Collect each line holding the string "μέγιστα".

## DATA TO PROCESS
* START *

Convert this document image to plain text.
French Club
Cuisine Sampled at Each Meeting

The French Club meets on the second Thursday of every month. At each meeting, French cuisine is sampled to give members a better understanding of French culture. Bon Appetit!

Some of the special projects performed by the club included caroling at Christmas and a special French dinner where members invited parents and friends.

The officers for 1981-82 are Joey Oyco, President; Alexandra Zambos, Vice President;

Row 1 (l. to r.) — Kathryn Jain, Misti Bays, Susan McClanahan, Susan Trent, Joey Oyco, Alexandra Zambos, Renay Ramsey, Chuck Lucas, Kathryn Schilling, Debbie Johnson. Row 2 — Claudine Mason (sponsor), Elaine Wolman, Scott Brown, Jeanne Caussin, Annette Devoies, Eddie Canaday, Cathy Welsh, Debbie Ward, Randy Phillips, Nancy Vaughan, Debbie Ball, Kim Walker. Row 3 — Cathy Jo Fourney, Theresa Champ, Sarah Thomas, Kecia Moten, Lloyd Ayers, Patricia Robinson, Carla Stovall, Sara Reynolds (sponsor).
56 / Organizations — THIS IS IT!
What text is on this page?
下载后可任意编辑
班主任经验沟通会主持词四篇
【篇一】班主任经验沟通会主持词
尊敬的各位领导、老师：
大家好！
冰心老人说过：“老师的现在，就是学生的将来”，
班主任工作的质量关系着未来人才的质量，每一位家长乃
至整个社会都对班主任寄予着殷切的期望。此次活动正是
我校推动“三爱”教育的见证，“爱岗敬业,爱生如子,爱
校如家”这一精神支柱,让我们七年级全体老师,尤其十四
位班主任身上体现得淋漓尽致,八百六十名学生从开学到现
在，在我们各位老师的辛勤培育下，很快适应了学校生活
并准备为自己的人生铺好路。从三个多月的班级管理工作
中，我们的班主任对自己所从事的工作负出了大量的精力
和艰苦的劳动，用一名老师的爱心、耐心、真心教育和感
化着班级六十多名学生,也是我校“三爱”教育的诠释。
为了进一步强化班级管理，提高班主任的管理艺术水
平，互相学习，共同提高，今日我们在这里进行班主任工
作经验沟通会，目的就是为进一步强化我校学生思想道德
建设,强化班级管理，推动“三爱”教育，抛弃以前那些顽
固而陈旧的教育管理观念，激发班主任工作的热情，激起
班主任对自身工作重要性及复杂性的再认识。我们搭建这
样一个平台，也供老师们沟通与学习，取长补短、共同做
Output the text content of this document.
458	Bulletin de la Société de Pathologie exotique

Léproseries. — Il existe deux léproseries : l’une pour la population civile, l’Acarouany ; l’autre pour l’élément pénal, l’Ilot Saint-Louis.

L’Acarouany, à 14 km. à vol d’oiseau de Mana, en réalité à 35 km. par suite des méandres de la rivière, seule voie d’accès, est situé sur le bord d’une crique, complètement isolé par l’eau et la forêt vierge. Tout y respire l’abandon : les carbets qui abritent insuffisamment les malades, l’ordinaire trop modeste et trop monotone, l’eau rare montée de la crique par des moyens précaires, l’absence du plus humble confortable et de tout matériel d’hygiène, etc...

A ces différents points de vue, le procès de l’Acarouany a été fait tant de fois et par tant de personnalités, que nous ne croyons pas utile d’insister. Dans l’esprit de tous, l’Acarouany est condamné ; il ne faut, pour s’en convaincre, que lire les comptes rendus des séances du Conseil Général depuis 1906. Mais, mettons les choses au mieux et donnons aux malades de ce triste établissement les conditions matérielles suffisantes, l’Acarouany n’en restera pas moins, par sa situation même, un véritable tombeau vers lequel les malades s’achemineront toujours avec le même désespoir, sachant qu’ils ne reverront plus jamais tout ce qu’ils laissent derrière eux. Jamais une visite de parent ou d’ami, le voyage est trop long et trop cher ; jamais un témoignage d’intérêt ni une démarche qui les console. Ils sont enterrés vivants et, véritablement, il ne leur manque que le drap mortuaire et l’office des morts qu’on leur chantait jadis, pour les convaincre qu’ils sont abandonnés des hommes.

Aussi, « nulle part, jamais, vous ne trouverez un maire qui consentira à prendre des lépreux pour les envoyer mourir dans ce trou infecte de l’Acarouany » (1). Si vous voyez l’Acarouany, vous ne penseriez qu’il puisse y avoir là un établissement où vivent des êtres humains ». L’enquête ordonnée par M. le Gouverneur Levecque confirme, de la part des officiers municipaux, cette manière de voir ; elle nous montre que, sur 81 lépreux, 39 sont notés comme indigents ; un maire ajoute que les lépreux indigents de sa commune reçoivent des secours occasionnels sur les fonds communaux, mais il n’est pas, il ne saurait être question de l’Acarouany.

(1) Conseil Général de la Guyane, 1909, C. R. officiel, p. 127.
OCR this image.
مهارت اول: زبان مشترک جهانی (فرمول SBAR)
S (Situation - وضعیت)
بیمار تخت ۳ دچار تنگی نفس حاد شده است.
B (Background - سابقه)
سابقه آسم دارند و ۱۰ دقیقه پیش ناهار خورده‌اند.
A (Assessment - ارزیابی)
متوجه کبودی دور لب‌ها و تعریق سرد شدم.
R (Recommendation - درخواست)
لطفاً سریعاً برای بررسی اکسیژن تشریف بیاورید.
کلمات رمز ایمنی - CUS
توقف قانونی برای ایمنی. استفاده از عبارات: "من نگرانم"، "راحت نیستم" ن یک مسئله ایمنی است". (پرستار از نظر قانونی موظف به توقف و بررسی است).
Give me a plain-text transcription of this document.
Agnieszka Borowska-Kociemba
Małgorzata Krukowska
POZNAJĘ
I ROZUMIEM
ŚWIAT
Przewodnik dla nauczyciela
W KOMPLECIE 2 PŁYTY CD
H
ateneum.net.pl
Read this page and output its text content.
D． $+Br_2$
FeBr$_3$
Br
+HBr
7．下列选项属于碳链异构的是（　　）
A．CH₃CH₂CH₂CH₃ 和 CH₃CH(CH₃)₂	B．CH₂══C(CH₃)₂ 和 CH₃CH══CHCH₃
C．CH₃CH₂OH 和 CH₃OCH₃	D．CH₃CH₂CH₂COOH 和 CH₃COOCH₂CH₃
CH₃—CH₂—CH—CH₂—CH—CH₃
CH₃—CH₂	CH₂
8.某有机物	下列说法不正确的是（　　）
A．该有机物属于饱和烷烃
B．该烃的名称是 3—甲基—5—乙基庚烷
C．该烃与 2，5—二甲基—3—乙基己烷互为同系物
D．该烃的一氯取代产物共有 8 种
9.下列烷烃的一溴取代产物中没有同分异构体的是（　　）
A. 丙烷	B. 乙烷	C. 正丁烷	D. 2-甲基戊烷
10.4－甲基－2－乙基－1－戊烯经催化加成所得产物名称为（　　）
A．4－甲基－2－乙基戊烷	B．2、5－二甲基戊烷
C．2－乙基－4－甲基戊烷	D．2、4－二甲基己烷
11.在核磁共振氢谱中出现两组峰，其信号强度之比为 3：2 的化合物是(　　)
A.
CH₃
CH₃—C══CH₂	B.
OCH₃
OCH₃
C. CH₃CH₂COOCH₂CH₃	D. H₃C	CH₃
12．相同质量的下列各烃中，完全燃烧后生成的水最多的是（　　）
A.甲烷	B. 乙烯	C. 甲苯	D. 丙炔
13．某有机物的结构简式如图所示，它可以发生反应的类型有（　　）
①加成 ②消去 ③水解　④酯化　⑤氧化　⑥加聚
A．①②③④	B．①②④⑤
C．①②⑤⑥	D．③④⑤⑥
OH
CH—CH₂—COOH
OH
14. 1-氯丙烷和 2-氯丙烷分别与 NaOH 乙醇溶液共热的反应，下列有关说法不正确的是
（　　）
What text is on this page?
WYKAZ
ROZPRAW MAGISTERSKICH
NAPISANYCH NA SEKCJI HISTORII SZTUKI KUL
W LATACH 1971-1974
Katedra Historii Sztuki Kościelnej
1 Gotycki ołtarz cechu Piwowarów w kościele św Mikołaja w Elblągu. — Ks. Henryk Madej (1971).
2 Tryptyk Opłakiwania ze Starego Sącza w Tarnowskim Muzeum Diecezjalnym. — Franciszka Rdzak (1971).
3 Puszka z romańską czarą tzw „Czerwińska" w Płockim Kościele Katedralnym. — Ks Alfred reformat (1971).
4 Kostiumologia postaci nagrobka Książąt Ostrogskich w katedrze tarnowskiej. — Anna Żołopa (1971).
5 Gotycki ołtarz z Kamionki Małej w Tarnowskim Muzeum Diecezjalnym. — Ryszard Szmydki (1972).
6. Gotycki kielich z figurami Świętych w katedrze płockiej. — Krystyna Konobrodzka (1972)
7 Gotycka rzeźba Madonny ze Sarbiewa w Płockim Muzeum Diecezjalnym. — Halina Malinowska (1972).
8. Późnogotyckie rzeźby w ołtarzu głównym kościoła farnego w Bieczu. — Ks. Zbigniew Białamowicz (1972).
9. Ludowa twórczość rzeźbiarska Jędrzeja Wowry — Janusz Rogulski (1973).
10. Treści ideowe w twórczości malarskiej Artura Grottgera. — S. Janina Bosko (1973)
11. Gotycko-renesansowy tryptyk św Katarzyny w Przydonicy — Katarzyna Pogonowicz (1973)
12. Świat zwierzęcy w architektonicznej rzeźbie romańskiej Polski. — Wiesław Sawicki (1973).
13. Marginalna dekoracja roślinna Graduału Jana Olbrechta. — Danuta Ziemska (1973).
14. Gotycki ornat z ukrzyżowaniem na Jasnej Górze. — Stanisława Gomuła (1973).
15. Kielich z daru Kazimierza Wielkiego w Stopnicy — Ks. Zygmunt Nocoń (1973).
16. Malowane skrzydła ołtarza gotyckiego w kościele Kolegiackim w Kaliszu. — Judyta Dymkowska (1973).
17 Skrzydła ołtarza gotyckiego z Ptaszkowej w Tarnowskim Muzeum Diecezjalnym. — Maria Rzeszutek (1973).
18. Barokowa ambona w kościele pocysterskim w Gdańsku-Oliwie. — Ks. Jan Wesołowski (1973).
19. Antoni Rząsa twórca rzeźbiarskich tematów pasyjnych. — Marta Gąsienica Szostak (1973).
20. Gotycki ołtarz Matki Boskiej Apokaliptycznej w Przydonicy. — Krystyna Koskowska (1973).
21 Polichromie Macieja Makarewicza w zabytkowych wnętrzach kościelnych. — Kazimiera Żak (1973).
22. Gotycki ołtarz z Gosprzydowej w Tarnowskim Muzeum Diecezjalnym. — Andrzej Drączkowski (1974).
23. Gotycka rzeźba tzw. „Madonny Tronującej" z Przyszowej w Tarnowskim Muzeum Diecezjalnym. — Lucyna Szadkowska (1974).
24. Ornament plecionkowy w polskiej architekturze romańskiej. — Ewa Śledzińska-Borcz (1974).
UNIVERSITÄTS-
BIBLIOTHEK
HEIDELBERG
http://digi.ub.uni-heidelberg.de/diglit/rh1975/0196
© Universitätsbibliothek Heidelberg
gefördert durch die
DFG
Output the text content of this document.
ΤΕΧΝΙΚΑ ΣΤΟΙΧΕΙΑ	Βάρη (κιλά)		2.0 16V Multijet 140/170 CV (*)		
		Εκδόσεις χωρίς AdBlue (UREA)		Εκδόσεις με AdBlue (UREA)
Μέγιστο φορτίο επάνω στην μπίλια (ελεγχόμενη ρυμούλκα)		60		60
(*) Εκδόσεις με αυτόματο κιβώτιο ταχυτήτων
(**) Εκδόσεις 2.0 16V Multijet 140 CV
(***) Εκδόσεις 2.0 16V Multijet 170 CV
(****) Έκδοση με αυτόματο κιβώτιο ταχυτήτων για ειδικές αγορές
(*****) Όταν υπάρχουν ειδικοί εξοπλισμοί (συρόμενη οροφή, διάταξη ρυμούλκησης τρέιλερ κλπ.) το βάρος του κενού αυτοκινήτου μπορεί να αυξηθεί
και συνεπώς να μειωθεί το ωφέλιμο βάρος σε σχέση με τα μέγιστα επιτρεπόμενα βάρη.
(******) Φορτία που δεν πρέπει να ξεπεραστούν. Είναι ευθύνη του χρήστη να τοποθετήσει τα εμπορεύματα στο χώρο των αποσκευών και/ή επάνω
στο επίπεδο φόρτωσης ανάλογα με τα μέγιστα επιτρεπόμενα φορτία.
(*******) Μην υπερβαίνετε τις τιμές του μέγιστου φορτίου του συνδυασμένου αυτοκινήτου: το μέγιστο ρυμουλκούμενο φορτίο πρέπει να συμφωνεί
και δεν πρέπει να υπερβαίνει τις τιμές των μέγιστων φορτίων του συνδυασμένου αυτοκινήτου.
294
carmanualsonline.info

* END *

## ANSWER TO THE EXERCISE
και συνεπώς να μειωθεί το ωφέλιμο βάρος σε σχέση με τα μέγιστα επιτρεπόμενα βάρη.
στο επίπεδο φόρτωσης ανάλογα με τα μέγιστα επιτρεπόμενα φορτία.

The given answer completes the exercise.